> **Instructions for the task**
Using the listing below, select the lines with the word "pattern" and copy them.

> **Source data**

□ □ □ □

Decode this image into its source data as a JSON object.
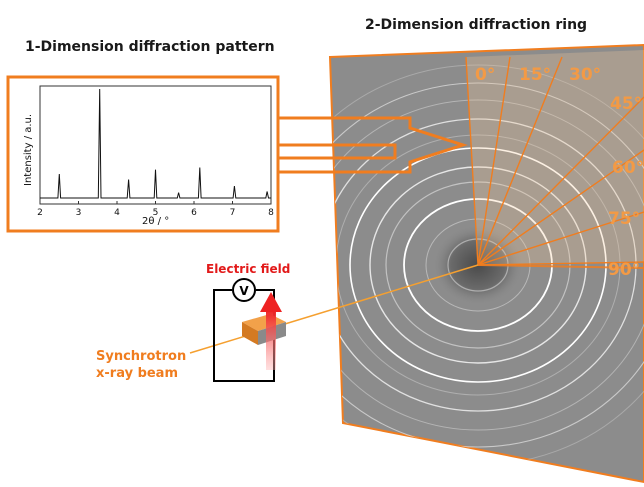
{
  "titles": {
    "one_d": "1-Dimension diffraction pattern",
    "two_d": "2-Dimension diffraction ring"
  },
  "plot": {
    "ylabel": "Intensity / a.u.",
    "xlabel": "2θ / °",
    "xticks": [
      "2",
      "3",
      "4",
      "5",
      "6",
      "7",
      "8"
    ],
    "xlim": [
      2,
      8
    ]
  },
  "chart_data": {
    "type": "line",
    "title": "1-Dimension diffraction pattern",
    "xlabel": "2θ / °",
    "ylabel": "Intensity / a.u.",
    "xlim": [
      2,
      8
    ],
    "ylim": [
      0,
      1
    ],
    "grid": false,
    "peaks": [
      {
        "x": 2.5,
        "y": 0.22
      },
      {
        "x": 3.55,
        "y": 1.0
      },
      {
        "x": 4.3,
        "y": 0.17
      },
      {
        "x": 5.0,
        "y": 0.26
      },
      {
        "x": 5.6,
        "y": 0.05
      },
      {
        "x": 6.15,
        "y": 0.28
      },
      {
        "x": 7.05,
        "y": 0.11
      },
      {
        "x": 7.9,
        "y": 0.06
      }
    ]
  },
  "angles": [
    "0°",
    "15°",
    "30°",
    "45°",
    "60°",
    "75°",
    "90°"
  ],
  "labels": {
    "electric_field": "Electric field",
    "voltmeter": "V",
    "beam_line1": "Synchrotron",
    "beam_line2": "x-ray beam"
  },
  "colors": {
    "orange": "#f07d1f",
    "angle_text": "#f39a45",
    "detector": "#8a8a8a",
    "field_arrow": "#ee2222",
    "sample": "#e88a2a"
  }
}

□ □ □ □

> **Output below**
    "one_d": "1-Dimension diffraction pattern",
    "title": "1-Dimension diffraction pattern",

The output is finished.